## Consigne A
Restituez à l'identique les lignes, de la première ligne jusqu'à celle qui contient « legend-label: E — [540, 86, 553, 106] », ces deux bornes incluses.

## Bloc de texte
● ● ●
25 Mai 2022
Toréador, prends garde ! Les pages de Carmen sont inscrites dans notre imaginaire. Elles sont devenues, avec le temps, des airs que chacun fredonne sans même connaître l’opéra de Bizet, Meilhac et Halévy. Ce spectacle en propose une version détournée, cocasse et réjouissante.
Ce soir on joue Carmen. Mais patratas, rien ne va plus ! Les techniciens sont en grève, et sur la scène le décor n’a pas été monté. Le directeur s’arrache – métaphoriquement – les cheveux parce qu’il faut que la représentation ait lieu, survie du théâtre oblige. Pour une fois, et cela fait longtemps que ce n’est pas arrivé, la salle est pleine – clin d’œil aux spectateurs assemblés là – et il n’est pas question de rembourser. Alors on va faire avec les moyens du bord. Le ton est donné. L’opéra, c’est du plus dans une situation qui mélange la comédie au drame… N’empêche ! la musique est là.
● ● ●
[Annotations des éléments de page]
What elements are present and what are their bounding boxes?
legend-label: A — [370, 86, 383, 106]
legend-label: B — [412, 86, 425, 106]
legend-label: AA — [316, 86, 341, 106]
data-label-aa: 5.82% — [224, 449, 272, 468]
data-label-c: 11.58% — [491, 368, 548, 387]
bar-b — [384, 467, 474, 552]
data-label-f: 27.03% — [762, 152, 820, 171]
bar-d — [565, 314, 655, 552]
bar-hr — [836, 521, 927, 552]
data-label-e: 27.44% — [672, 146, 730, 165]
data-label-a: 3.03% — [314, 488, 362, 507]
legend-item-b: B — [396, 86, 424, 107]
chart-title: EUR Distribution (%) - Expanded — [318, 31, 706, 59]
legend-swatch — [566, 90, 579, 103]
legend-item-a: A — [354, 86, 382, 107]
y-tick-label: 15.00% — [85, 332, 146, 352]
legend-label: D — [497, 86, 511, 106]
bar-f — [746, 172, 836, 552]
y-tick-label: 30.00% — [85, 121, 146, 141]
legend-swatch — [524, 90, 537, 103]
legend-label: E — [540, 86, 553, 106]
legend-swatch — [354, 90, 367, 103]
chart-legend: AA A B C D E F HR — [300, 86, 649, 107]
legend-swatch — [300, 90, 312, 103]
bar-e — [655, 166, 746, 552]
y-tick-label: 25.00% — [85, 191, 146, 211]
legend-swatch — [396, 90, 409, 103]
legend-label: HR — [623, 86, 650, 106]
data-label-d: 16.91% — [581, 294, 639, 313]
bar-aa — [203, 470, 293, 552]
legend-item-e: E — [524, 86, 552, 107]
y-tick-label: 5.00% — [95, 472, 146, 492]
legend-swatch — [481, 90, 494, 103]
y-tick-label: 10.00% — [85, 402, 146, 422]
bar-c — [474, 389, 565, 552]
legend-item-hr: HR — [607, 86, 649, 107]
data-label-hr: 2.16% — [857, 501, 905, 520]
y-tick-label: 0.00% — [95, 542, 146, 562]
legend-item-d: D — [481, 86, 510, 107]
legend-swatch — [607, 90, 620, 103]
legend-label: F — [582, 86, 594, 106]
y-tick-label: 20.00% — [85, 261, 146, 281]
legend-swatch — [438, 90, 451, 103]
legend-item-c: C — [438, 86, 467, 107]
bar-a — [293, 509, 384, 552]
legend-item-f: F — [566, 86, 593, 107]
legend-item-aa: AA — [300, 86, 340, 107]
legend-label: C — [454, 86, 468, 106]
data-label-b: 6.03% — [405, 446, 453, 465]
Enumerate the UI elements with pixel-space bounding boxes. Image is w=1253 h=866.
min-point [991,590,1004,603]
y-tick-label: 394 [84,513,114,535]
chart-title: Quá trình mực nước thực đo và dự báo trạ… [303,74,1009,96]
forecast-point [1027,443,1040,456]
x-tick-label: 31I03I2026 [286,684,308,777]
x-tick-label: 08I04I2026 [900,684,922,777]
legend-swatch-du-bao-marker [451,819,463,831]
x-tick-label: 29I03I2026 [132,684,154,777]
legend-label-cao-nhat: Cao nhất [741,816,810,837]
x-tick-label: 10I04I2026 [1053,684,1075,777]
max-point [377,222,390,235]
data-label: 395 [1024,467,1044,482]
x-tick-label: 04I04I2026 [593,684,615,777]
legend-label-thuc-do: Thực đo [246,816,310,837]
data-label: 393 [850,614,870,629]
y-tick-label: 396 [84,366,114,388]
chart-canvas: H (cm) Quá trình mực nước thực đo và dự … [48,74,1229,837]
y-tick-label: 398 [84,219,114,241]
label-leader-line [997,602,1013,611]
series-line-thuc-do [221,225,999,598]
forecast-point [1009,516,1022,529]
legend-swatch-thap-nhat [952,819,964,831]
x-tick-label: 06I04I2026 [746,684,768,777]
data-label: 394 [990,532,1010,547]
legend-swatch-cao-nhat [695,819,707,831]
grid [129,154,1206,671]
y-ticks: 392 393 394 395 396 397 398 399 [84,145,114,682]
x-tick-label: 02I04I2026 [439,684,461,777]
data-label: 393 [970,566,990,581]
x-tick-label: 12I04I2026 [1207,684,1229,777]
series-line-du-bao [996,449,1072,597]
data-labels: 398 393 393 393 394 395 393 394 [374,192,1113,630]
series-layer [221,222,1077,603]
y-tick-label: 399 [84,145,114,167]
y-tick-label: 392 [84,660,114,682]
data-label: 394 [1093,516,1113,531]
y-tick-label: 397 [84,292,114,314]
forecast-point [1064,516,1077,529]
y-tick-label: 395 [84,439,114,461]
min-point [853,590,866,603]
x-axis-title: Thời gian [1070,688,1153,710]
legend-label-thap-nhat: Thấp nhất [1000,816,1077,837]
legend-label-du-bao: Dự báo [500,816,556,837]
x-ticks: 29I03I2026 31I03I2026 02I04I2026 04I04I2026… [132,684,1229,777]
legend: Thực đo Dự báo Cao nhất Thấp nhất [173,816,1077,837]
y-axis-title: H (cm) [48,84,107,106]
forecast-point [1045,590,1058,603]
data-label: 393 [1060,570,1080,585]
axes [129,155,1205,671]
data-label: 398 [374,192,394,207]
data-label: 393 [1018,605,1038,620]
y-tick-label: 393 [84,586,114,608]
● ● ●
## Consigne B
Traduisez en anglais la phrase suivante du texte sur Carmen : « Les techniciens sont en grève, et sur la scène le décor n’a pas été monté. »

## Résultat A
What elements are present and what are their bounding boxes?
legend-label: A — [370, 86, 383, 106]
legend-label: B — [412, 86, 425, 106]
legend-label: AA — [316, 86, 341, 106]
data-label-aa: 5.82% — [224, 449, 272, 468]
data-label-c: 11.58% — [491, 368, 548, 387]
bar-b — [384, 467, 474, 552]
data-label-f: 27.03% — [762, 152, 820, 171]
bar-d — [565, 314, 655, 552]
bar-hr — [836, 521, 927, 552]
data-label-e: 27.44% — [672, 146, 730, 165]
data-label-a: 3.03% — [314, 488, 362, 507]
legend-item-b: B — [396, 86, 424, 107]
chart-title: EUR Distribution (%) - Expanded — [318, 31, 706, 59]
legend-swatch — [566, 90, 579, 103]
legend-item-a: A — [354, 86, 382, 107]
y-tick-label: 15.00% — [85, 332, 146, 352]
legend-label: D — [497, 86, 511, 106]
bar-f — [746, 172, 836, 552]
y-tick-label: 30.00% — [85, 121, 146, 141]
legend-swatch — [524, 90, 537, 103]
legend-label: E — [540, 86, 553, 106]

## Résultat B
The technicians are on strike, and the set has not been put up on the stage.